**DIRECTION:** All of the lines below are to be printed again exactly; images are excluded from the output.
***** RECORDS FOR THE TASK
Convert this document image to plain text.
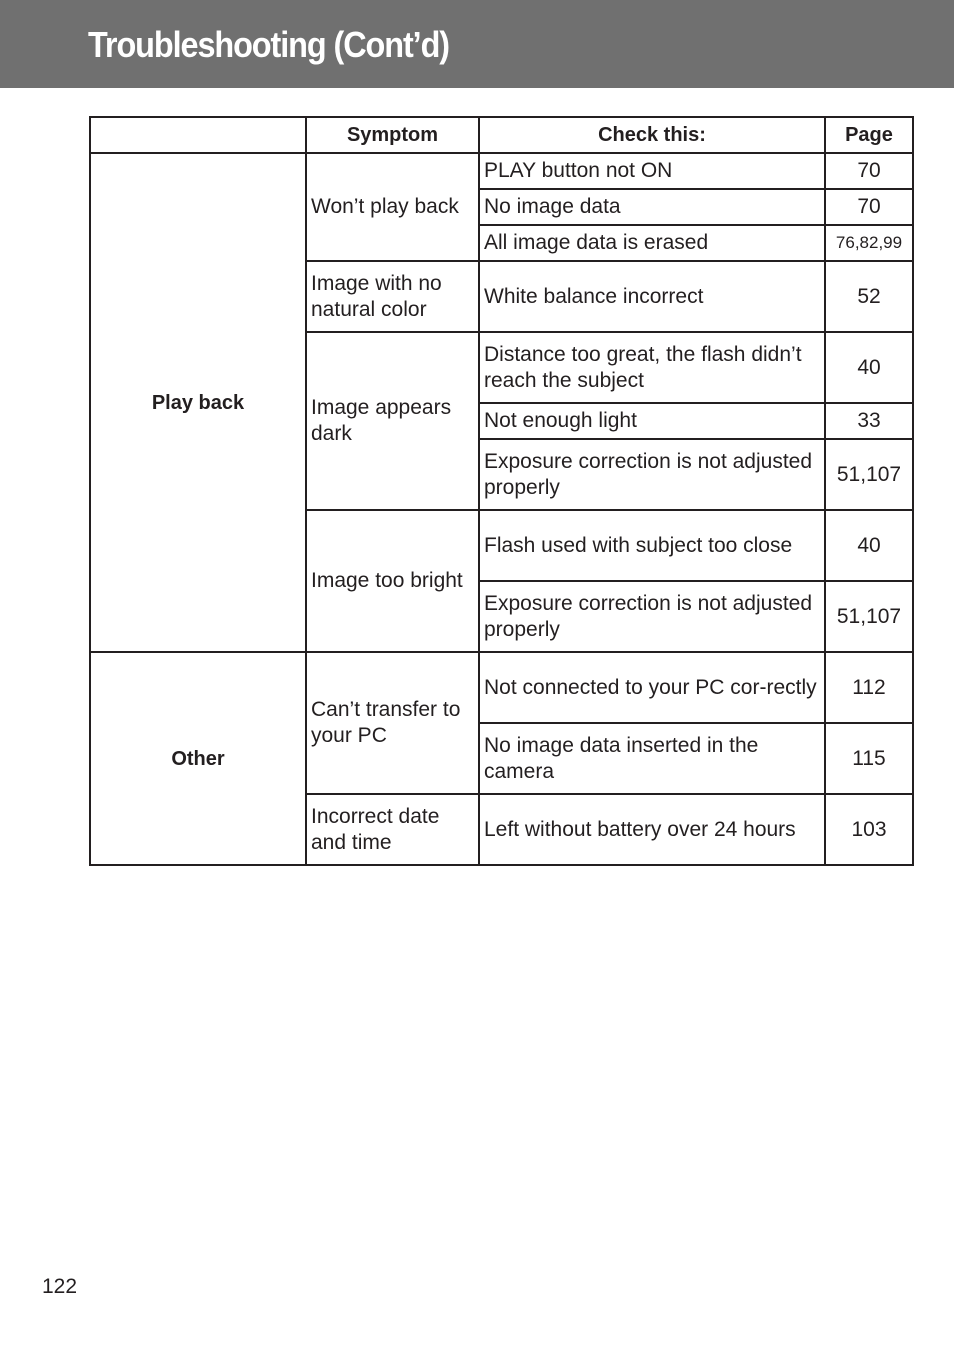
Troubleshooting (Cont’d)
	Symptom	Check this:	Page
Play back	Won’t play back	PLAY button not ON	70
		No image data	70
		All image data is erased	76,82,99
	Image with no natural color	White balance incorrect	52
	Image appears dark	Distance too great, the flash didn’t reach the subject	40
		Not enough light	33
		Exposure correction is not adjusted properly	51,107
	Image too bright	Flash used with subject too close	40
		Exposure correction is not adjusted properly	51,107
Other	Can’t transfer to your PC	Not connected to your PC cor-rectly	112
		No image data inserted in the camera	115
	Incorrect date and time	Left without battery over 24 hours	103
122
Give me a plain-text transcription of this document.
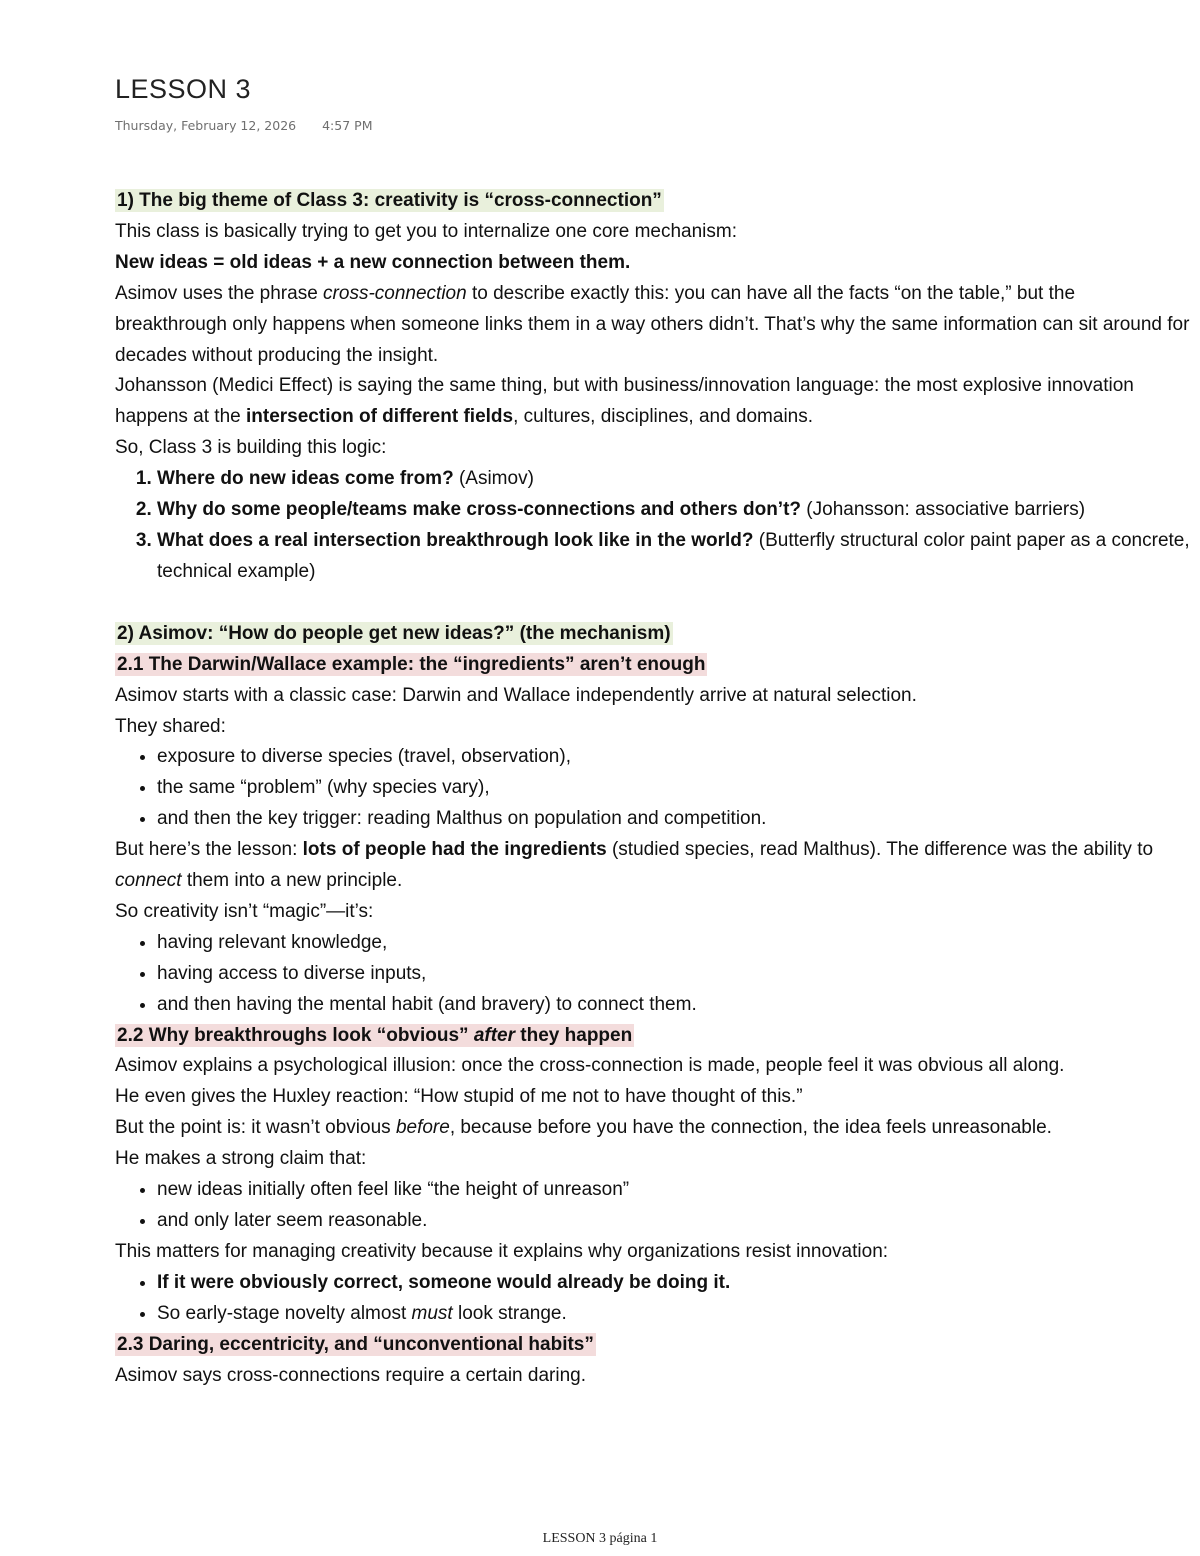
LESSON 3
Thursday, February 12, 2026 4:57 PM

1) The big theme of Class 3: creativity is “cross-connection”

This class is basically trying to get you to internalize one core mechanism:

New ideas = old ideas + a new connection between them.

Asimov uses the phrase cross-connection to describe exactly this: you can have all the facts “on the table,” but the breakthrough only happens when someone links them in a way others didn’t. That’s why the same information can sit around for decades without producing the insight.

Johansson (Medici Effect) is saying the same thing, but with business/innovation language: the most explosive innovation happens at the intersection of different fields, cultures, disciplines, and domains.

So, Class 3 is building this logic:

1. Where do new ideas come from? (Asimov)
2. Why do some people/teams make cross-connections and others don’t? (Johansson: associative barriers)
3. What does a real intersection breakthrough look like in the world? (Butterfly structural color paint paper as a concrete, technical example)

2) Asimov: “How do people get new ideas?” (the mechanism)

2.1 The Darwin/Wallace example: the “ingredients” aren’t enough

Asimov starts with a classic case: Darwin and Wallace independently arrive at natural selection.

They shared:

• exposure to diverse species (travel, observation),
• the same “problem” (why species vary),
• and then the key trigger: reading Malthus on population and competition.

But here’s the lesson: lots of people had the ingredients (studied species, read Malthus). The difference was the ability to connect them into a new principle.

So creativity isn’t “magic”—it’s:

• having relevant knowledge,
• having access to diverse inputs,
• and then having the mental habit (and bravery) to connect them.

2.2 Why breakthroughs look “obvious” after they happen

Asimov explains a psychological illusion: once the cross-connection is made, people feel it was obvious all along.

He even gives the Huxley reaction: “How stupid of me not to have thought of this.”

But the point is: it wasn’t obvious before, because before you have the connection, the idea feels unreasonable.

He makes a strong claim that:

• new ideas initially often feel like “the height of unreason”
• and only later seem reasonable.

This matters for managing creativity because it explains why organizations resist innovation:

• If it were obviously correct, someone would already be doing it.
• So early-stage novelty almost must look strange.

2.3 Daring, eccentricity, and “unconventional habits”

Asimov says cross-connections require a certain daring.

LESSON 3 página 1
**********
**SOLUTION TO THIS EXERCISE:**
Convert this document image to plain text.
Troubleshooting (Cont’d)
	Symptom	Check this:	Page
Play back	Won’t play back	PLAY button not ON	70
		No image data	70
		All image data is erased	76,82,99
	Image with no natural color	White balance incorrect	52
	Image appears dark	Distance too great, the flash didn’t reach the subject	40
		Not enough light	33
		Exposure correction is not adjusted properly	51,107
	Image too bright	Flash used with subject too close	40
		Exposure correction is not adjusted properly	51,107
Other	Can’t transfer to your PC	Not connected to your PC cor-rectly	112
		No image data inserted in the camera	115
	Incorrect date and time	Left without battery over 24 hours	103
122
Give me a plain-text transcription of this document.
LESSON 3
Thursday, February 12, 2026 4:57 PM

1) The big theme of Class 3: creativity is “cross-connection”

This class is basically trying to get you to internalize one core mechanism:

New ideas = old ideas + a new connection between them.

Asimov uses the phrase cross-connection to describe exactly this: you can have all the facts “on the table,” but the breakthrough only happens when someone links them in a way others didn’t. That’s why the same information can sit around for decades without producing the insight.

Johansson (Medici Effect) is saying the same thing, but with business/innovation language: the most explosive innovation happens at the intersection of different fields, cultures, disciplines, and domains.

So, Class 3 is building this logic:

1. Where do new ideas come from? (Asimov)
2. Why do some people/teams make cross-connections and others don’t? (Johansson: associative barriers)
3. What does a real intersection breakthrough look like in the world? (Butterfly structural color paint paper as a concrete, technical example)

2) Asimov: “How do people get new ideas?” (the mechanism)

2.1 The Darwin/Wallace example: the “ingredients” aren’t enough

Asimov starts with a classic case: Darwin and Wallace independently arrive at natural selection.

They shared:

• exposure to diverse species (travel, observation),
• the same “problem” (why species vary),
• and then the key trigger: reading Malthus on population and competition.

But here’s the lesson: lots of people had the ingredients (studied species, read Malthus). The difference was the ability to connect them into a new principle.

So creativity isn’t “magic”—it’s:

• having relevant knowledge,
• having access to diverse inputs,
• and then having the mental habit (and bravery) to connect them.

2.2 Why breakthroughs look “obvious” after they happen

Asimov explains a psychological illusion: once the cross-connection is made, people feel it was obvious all along.

He even gives the Huxley reaction: “How stupid of me not to have thought of this.”

But the point is: it wasn’t obvious before, because before you have the connection, the idea feels unreasonable.

He makes a strong claim that:

• new ideas initially often feel like “the height of unreason”
• and only later seem reasonable.

This matters for managing creativity because it explains why organizations resist innovation:

• If it were obviously correct, someone would already be doing it.
• So early-stage novelty almost must look strange.

2.3 Daring, eccentricity, and “unconventional habits”

Asimov says cross-connections require a certain daring.

LESSON 3 página 1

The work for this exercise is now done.